◆ **Problem requirements**
Keep only the lines that hold the string "Magnetic", filtering out the rest of the entries below.

[Data entries for graphics]

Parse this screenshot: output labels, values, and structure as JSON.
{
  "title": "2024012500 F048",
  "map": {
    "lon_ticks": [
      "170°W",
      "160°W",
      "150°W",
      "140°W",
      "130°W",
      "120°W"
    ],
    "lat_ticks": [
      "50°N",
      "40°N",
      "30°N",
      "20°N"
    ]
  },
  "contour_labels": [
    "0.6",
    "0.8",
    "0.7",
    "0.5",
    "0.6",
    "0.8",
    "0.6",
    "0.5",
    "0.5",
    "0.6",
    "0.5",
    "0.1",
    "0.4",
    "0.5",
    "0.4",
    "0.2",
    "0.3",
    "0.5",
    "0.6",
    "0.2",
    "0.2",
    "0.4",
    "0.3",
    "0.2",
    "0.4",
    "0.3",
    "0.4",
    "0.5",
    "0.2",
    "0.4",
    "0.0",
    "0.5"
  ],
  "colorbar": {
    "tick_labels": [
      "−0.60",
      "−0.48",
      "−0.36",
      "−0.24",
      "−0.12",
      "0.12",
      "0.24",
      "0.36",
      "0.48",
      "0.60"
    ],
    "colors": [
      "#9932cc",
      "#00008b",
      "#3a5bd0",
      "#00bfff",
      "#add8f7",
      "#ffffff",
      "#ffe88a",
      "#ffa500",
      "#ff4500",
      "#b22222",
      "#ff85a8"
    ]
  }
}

==

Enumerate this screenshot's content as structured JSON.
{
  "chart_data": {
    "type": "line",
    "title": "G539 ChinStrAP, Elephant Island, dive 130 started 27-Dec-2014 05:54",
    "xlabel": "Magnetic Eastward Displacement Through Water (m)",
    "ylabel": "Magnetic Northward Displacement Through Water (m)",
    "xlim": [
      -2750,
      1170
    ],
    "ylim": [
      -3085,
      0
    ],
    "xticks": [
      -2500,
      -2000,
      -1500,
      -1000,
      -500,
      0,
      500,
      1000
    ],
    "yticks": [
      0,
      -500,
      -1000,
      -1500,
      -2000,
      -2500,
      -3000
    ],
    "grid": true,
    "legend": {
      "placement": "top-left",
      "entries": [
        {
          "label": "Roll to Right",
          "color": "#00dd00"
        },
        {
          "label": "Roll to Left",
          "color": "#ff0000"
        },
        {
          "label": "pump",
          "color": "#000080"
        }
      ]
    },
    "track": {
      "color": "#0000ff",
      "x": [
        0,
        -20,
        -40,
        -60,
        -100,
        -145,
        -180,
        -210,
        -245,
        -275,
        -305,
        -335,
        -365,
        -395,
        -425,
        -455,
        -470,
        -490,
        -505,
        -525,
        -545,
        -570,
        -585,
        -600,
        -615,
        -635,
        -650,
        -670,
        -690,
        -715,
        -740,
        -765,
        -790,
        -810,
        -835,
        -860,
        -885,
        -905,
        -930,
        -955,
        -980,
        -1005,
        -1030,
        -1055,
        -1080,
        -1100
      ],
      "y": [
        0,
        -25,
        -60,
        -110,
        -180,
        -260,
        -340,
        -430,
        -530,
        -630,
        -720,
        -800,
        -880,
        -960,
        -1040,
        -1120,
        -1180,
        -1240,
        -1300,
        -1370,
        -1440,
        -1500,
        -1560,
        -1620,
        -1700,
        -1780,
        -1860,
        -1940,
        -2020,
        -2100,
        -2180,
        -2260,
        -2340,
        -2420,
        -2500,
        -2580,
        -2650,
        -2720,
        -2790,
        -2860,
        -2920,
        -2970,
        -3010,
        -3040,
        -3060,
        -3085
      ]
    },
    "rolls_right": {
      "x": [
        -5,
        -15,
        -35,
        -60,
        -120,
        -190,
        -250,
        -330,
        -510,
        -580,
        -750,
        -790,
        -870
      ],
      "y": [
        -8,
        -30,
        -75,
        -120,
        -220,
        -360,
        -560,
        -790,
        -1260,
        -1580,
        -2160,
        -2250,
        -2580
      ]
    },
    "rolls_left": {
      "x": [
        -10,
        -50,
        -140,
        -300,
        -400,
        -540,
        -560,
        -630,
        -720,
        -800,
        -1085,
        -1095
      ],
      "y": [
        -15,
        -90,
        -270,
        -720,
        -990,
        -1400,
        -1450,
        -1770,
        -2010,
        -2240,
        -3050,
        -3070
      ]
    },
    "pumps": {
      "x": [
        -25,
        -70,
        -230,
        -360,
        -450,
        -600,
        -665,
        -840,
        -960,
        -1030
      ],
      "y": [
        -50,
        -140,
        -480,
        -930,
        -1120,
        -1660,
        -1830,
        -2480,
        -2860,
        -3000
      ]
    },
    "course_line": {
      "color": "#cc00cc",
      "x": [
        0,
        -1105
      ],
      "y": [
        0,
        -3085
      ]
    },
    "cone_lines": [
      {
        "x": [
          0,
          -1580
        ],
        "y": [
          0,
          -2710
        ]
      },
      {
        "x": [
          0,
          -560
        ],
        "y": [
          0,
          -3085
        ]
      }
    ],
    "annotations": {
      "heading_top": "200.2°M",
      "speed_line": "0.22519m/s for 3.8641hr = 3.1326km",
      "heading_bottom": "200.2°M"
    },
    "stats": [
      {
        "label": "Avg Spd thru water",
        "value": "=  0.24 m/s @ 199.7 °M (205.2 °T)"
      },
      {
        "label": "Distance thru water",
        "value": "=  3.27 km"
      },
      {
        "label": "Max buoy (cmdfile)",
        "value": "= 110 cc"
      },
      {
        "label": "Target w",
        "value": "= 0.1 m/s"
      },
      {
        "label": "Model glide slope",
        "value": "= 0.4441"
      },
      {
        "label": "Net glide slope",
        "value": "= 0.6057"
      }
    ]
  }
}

* * *

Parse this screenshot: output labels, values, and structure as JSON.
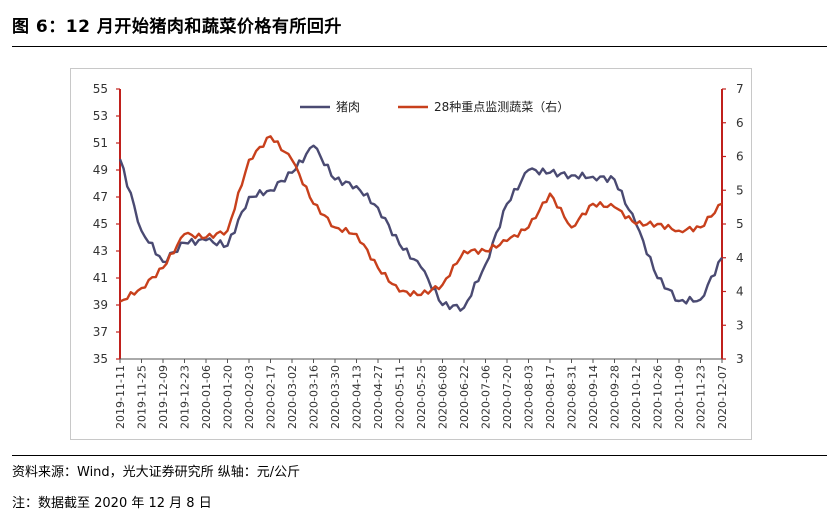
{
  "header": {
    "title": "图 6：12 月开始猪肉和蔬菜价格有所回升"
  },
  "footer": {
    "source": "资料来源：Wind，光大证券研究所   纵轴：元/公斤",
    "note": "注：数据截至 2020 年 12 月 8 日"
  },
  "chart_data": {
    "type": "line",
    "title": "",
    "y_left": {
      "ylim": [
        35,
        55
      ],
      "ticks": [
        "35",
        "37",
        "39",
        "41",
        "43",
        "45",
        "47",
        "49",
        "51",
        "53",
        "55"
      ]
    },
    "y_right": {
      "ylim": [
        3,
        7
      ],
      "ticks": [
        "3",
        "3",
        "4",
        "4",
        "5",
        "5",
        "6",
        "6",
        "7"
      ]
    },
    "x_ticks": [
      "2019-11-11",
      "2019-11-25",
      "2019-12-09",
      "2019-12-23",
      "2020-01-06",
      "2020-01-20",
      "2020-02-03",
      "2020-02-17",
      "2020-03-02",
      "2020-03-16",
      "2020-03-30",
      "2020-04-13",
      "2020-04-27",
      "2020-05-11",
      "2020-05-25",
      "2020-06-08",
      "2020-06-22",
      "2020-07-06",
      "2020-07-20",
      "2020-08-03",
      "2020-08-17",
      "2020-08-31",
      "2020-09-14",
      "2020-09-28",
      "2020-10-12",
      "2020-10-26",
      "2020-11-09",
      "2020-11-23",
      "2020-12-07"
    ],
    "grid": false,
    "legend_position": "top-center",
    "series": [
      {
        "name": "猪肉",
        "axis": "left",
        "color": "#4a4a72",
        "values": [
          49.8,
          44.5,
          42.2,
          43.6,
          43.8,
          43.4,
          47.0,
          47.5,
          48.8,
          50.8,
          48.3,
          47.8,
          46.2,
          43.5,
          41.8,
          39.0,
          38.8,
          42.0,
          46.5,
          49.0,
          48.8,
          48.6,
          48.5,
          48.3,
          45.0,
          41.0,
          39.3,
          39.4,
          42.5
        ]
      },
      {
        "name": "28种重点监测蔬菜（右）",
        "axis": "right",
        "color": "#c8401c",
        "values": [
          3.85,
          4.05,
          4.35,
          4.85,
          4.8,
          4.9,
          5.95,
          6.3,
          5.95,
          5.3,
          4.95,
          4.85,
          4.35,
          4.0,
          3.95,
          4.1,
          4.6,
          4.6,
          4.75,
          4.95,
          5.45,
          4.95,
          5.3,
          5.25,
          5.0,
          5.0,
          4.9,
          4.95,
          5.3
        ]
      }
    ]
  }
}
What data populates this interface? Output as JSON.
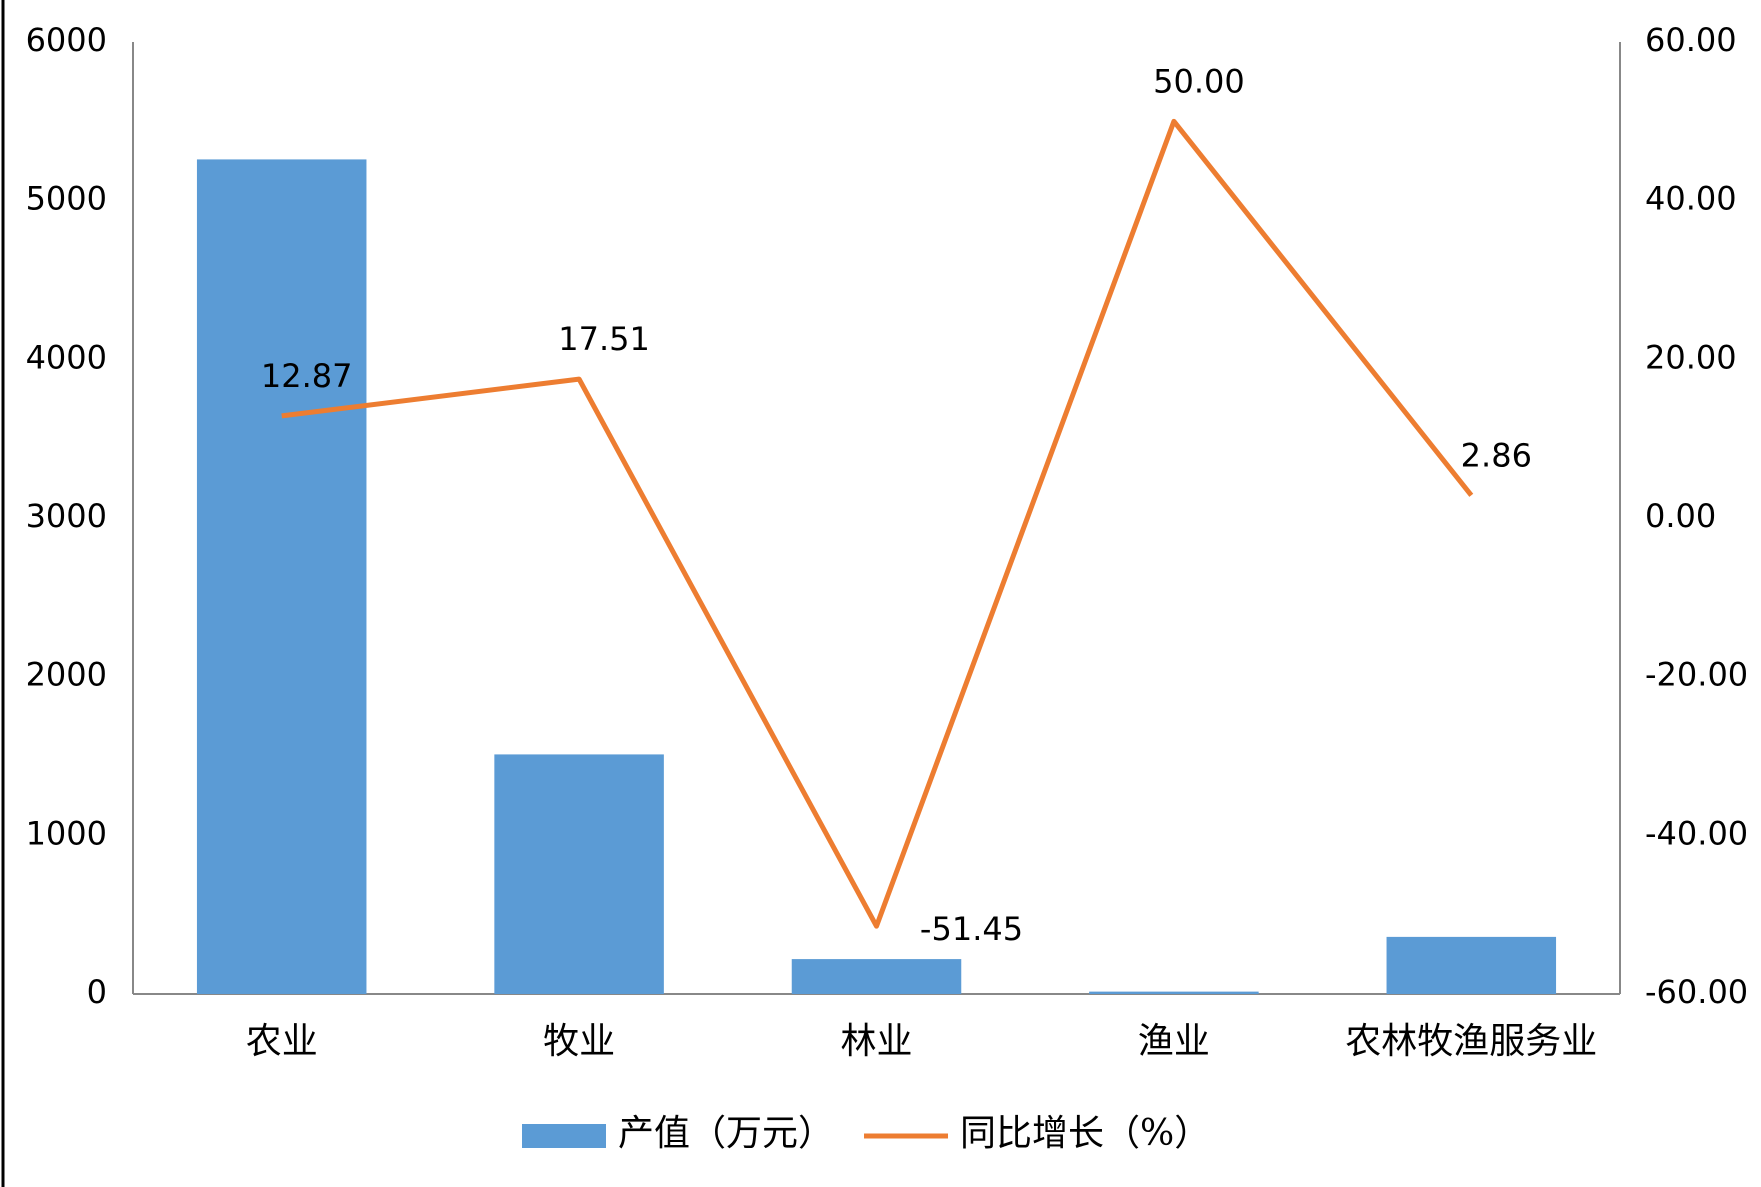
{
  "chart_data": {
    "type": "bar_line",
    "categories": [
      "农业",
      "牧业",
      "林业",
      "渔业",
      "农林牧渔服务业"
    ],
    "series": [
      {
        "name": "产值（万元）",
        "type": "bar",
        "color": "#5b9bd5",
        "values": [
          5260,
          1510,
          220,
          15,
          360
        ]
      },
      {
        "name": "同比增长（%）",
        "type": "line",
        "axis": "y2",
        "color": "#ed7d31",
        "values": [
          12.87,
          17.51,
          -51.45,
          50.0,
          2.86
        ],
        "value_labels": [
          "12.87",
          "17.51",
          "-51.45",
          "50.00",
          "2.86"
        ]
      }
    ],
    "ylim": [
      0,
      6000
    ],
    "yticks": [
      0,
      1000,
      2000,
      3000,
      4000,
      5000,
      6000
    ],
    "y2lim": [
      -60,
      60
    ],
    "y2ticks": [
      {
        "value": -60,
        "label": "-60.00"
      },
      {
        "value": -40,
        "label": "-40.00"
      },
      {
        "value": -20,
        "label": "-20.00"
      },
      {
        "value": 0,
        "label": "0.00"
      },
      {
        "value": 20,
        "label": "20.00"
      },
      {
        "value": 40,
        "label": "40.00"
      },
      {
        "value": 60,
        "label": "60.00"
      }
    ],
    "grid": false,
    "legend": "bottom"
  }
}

◆ **Result for this task**
    "xlabel": "Magnetic Eastward Displacement Through Water (m)",
    "ylabel": "Magnetic Northward Displacement Through Water (m)",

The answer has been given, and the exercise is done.